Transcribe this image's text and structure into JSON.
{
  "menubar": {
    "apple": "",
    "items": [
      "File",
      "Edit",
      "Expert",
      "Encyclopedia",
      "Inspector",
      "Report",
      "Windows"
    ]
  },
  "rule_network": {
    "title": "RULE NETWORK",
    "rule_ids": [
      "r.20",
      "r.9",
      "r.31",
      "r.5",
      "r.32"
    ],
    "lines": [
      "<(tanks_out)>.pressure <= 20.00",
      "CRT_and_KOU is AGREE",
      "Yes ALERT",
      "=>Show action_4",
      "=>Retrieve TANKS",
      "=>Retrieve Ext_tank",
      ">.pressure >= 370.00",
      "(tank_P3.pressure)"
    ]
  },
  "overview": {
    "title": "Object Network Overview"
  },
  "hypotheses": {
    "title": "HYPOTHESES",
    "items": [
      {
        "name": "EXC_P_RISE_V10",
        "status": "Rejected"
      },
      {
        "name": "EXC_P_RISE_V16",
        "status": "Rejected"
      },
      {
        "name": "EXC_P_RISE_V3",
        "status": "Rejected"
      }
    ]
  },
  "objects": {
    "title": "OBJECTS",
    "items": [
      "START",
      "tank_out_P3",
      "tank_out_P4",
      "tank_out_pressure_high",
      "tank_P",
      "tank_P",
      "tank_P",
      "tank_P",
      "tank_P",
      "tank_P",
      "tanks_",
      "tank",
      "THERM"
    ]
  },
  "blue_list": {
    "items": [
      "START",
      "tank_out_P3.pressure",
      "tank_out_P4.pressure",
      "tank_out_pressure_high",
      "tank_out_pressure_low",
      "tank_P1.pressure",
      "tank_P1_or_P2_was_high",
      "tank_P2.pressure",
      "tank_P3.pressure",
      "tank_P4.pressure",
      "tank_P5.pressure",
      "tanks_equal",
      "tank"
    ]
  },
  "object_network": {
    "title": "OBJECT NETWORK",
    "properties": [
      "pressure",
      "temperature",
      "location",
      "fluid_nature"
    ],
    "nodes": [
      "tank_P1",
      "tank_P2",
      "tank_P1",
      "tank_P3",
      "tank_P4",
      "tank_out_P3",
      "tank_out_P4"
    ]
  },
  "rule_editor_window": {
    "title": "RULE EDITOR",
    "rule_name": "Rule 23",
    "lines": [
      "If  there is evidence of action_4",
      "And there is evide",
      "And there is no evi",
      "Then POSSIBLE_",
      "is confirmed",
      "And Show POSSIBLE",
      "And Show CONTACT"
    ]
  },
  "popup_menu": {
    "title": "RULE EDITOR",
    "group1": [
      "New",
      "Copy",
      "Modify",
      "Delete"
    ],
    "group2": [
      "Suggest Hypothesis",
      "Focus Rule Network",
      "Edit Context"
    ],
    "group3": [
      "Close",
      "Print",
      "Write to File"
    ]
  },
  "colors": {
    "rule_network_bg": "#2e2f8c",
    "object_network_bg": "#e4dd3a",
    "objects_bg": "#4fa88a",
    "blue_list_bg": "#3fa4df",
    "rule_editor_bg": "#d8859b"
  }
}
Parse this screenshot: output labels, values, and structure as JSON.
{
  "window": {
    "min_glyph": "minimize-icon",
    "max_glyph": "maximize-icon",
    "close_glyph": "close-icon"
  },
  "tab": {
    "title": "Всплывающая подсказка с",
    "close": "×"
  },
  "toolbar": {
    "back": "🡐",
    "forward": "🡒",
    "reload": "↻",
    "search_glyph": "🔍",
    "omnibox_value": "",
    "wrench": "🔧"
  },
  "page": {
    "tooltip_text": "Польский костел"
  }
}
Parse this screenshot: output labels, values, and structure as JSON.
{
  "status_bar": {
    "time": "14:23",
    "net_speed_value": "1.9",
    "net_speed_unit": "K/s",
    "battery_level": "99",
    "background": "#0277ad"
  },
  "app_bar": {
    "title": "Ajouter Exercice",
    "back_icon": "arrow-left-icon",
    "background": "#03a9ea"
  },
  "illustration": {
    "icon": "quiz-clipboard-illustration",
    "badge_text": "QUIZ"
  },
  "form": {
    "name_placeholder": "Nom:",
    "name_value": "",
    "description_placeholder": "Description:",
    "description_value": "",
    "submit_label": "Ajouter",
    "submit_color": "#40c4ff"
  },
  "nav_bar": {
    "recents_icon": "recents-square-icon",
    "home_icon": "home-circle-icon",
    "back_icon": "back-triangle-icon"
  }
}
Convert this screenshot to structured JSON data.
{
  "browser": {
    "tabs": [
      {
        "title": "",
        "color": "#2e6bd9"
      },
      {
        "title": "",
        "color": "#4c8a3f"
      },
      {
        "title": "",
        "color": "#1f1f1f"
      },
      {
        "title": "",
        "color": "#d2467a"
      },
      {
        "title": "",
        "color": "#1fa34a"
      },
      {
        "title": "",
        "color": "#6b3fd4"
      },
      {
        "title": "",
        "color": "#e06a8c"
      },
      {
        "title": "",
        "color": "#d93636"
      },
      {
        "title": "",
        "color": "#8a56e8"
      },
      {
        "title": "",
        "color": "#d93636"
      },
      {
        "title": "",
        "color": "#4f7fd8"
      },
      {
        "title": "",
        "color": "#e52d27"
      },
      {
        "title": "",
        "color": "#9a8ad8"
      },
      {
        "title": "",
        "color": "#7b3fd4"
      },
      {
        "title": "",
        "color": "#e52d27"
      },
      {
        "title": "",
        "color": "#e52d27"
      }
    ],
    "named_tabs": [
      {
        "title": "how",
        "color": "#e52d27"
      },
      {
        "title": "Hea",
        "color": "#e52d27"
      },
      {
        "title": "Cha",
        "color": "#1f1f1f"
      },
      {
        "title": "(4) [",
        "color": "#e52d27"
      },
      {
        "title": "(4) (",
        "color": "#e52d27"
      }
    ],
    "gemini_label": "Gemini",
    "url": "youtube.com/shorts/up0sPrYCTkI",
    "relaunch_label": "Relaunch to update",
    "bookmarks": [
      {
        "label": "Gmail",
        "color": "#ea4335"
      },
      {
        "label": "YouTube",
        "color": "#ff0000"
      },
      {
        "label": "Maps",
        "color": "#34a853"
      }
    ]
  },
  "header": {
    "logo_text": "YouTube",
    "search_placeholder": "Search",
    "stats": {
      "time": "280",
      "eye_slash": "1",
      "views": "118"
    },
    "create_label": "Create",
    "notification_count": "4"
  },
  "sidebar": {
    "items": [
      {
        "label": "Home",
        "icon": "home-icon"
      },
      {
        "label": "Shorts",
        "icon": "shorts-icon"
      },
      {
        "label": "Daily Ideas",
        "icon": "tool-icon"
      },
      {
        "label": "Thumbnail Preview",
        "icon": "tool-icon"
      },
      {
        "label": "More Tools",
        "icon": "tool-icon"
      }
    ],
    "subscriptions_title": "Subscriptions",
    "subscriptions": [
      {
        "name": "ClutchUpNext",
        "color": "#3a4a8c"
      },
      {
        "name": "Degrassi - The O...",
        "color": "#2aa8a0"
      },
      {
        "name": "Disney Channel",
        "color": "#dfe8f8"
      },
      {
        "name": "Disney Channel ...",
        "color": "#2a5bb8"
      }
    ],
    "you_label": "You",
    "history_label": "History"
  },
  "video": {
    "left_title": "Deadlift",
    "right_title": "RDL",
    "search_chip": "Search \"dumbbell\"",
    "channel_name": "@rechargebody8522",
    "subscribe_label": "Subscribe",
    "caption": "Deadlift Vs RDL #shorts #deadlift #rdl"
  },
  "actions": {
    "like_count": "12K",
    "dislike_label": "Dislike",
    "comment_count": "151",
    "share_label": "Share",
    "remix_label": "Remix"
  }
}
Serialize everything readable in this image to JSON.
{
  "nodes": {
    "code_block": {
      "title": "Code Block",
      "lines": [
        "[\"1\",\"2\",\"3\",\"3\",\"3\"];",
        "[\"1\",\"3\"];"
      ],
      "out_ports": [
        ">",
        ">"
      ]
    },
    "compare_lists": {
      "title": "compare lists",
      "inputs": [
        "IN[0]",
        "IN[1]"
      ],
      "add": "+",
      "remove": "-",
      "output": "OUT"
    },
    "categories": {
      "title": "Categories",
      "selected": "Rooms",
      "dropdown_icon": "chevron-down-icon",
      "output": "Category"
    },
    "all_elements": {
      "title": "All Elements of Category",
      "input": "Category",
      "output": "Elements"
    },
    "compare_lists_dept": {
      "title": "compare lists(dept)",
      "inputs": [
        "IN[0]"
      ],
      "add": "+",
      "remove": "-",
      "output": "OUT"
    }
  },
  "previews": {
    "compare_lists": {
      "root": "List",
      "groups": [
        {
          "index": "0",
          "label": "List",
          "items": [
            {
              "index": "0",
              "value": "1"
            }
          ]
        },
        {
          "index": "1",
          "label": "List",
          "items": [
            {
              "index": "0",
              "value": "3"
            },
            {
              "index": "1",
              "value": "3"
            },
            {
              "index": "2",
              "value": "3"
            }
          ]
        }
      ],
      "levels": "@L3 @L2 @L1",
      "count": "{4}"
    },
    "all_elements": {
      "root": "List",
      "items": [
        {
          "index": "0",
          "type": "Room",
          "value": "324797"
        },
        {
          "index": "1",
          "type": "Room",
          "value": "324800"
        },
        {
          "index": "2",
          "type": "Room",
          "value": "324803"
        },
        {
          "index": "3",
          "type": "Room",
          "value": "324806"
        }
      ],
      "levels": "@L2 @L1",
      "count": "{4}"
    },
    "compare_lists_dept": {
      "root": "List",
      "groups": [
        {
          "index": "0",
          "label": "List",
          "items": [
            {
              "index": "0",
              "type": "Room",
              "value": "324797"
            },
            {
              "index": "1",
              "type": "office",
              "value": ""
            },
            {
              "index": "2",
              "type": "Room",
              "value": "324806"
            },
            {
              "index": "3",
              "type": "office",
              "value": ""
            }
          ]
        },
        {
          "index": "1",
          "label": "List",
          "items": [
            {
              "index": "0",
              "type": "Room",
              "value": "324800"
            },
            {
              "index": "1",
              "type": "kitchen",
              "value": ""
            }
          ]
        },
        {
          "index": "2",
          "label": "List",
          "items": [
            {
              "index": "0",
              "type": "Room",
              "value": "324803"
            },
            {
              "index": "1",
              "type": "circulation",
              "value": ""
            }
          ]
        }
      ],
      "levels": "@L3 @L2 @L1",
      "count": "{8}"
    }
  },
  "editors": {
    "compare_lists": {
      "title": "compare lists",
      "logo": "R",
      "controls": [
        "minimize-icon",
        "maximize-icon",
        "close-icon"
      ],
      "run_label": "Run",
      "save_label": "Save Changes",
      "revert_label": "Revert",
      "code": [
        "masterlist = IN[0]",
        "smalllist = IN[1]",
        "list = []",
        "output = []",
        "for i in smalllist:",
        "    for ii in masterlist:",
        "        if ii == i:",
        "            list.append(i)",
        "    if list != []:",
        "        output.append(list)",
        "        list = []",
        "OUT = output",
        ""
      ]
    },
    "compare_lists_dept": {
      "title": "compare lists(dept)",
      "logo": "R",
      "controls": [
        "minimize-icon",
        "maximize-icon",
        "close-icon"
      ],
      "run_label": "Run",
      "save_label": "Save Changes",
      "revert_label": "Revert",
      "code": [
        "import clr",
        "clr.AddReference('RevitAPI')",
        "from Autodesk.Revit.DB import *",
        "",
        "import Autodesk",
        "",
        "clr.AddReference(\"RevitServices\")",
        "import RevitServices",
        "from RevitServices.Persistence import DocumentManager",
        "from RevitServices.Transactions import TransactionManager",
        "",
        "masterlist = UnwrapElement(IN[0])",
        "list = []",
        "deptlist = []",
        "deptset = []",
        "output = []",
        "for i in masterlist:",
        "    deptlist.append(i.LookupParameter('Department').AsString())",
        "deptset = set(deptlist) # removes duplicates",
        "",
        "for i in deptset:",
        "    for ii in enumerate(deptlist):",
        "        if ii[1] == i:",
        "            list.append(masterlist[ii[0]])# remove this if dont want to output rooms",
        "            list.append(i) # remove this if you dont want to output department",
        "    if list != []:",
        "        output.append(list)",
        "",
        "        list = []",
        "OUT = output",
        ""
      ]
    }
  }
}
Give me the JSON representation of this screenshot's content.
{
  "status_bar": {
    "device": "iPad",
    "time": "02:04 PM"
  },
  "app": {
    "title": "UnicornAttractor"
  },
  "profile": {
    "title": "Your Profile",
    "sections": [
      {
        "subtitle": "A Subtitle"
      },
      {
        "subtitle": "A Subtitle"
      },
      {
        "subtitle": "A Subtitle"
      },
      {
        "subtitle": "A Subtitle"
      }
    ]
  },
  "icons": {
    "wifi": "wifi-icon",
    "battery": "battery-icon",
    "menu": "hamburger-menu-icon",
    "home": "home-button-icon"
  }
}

## [Exercise instructions]
In the records above, tally the lines where the word "screenshot" appears, and give the number and nothing else.

## [Exercise solution]
4